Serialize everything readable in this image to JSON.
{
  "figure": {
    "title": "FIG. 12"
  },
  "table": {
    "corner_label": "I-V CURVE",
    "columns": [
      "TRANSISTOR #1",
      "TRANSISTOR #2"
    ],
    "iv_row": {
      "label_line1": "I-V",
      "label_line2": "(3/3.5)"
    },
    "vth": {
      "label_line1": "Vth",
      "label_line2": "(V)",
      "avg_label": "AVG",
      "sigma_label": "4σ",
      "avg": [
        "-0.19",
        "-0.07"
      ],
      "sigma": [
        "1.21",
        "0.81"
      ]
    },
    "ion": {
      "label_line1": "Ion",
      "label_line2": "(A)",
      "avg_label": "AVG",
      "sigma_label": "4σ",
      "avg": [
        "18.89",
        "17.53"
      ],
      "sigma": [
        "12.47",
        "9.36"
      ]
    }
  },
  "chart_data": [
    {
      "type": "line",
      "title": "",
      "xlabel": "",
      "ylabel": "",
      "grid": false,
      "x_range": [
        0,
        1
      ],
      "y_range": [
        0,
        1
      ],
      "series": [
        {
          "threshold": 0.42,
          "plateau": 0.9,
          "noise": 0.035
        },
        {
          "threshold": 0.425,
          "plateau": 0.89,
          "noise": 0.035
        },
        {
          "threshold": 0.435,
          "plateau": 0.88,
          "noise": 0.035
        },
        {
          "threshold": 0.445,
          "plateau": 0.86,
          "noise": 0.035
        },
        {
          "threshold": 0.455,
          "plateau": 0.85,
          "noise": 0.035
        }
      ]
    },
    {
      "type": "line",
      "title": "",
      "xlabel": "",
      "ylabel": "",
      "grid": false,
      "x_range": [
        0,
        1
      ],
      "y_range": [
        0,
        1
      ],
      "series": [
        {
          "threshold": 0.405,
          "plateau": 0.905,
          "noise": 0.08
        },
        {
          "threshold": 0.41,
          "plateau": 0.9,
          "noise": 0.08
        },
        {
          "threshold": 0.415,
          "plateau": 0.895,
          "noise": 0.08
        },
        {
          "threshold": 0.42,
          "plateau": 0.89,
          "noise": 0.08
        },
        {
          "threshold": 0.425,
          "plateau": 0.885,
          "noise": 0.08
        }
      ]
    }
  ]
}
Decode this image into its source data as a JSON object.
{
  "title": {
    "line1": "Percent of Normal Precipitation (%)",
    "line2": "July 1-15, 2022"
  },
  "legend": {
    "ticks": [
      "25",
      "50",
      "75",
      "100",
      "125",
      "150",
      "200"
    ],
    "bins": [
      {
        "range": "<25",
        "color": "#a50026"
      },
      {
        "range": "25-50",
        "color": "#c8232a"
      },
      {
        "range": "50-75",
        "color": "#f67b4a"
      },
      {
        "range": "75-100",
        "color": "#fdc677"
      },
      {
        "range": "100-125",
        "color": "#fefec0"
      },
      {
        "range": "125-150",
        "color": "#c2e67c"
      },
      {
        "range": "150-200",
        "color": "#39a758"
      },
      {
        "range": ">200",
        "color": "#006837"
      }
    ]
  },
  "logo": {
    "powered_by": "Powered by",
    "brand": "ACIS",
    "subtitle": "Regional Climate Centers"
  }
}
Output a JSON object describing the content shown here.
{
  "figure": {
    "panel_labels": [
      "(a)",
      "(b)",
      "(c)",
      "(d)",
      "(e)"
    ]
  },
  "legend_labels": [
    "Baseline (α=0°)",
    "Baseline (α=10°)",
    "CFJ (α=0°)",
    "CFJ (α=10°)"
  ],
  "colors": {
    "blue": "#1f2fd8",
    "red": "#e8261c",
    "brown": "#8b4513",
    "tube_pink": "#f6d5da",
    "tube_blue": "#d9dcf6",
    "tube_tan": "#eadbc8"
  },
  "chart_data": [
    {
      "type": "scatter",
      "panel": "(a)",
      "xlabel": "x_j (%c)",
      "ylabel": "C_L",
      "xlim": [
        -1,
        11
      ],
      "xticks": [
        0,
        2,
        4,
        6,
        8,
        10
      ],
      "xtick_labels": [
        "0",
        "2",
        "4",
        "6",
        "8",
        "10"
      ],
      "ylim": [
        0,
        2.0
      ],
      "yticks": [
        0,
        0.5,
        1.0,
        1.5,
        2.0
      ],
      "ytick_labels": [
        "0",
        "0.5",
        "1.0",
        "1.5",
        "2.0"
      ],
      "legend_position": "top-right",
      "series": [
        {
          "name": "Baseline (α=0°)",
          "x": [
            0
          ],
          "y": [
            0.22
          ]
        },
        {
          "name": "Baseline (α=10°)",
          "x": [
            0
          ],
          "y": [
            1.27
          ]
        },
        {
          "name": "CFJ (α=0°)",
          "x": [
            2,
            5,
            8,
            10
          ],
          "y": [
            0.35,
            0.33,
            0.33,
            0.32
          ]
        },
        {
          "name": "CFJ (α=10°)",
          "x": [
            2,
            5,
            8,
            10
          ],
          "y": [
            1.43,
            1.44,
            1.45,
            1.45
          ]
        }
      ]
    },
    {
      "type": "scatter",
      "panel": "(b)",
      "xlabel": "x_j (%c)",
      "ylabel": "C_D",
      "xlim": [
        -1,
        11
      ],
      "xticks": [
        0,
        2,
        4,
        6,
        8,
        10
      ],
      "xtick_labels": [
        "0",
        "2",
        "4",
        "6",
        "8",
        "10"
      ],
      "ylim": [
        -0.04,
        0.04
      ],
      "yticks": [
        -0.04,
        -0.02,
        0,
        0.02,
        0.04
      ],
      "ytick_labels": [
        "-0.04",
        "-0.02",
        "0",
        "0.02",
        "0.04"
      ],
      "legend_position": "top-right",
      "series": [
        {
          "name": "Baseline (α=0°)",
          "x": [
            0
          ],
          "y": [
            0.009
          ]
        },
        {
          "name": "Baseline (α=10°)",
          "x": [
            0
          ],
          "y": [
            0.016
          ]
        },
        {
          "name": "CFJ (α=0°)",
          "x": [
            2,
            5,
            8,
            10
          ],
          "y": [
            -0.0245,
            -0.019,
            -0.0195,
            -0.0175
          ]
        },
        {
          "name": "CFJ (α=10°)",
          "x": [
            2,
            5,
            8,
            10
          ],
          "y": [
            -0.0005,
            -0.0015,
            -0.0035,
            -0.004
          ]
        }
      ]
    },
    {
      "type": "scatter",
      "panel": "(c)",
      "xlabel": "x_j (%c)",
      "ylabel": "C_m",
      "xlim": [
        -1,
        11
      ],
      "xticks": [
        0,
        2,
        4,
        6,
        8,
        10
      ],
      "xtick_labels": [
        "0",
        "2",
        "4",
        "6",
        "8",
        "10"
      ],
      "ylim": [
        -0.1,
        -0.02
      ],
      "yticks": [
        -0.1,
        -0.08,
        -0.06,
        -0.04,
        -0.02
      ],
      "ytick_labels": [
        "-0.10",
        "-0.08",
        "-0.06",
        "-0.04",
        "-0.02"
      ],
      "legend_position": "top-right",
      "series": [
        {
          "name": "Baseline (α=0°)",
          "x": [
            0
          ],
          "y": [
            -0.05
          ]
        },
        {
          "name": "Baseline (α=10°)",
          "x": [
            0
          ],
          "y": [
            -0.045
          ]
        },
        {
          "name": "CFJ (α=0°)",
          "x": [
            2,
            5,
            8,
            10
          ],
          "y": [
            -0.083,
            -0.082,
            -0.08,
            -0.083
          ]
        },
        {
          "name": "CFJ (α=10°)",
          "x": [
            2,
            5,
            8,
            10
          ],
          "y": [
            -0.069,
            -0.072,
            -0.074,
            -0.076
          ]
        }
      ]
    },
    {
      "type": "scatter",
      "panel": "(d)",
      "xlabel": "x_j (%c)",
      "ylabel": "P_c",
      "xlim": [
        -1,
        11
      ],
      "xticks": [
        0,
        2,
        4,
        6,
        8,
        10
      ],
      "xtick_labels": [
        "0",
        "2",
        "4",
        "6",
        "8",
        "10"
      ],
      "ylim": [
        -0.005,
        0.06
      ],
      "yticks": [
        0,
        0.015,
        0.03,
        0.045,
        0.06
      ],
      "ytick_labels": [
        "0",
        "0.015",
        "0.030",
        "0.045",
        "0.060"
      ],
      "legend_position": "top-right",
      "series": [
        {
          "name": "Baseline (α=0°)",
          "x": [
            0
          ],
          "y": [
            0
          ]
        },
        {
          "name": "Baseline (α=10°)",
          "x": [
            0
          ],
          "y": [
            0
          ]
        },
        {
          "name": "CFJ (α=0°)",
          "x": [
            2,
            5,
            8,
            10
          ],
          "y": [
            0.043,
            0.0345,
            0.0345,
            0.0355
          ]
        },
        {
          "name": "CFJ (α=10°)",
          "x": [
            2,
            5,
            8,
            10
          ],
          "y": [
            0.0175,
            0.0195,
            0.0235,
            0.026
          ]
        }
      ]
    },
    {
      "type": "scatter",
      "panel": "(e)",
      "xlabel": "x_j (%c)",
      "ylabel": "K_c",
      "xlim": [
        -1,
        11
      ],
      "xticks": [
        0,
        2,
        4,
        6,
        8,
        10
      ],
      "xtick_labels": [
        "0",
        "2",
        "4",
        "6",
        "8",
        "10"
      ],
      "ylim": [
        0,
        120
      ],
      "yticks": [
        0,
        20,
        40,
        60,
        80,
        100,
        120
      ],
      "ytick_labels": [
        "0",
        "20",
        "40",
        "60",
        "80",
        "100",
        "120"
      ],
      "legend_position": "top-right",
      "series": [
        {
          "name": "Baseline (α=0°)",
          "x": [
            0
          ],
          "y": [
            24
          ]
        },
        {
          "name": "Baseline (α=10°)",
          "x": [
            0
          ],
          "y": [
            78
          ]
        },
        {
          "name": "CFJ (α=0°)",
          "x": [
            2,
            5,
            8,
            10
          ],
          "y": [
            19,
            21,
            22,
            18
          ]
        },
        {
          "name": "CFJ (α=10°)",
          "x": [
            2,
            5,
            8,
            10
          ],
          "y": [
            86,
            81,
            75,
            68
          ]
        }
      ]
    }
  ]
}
━━━━━━
Directions:
Return all lines with the word "JSON" in them.

Result:
Serialize everything readable in this image to JSON.
Decode this image into its source data as a JSON object.
Output a JSON object describing the content shown here.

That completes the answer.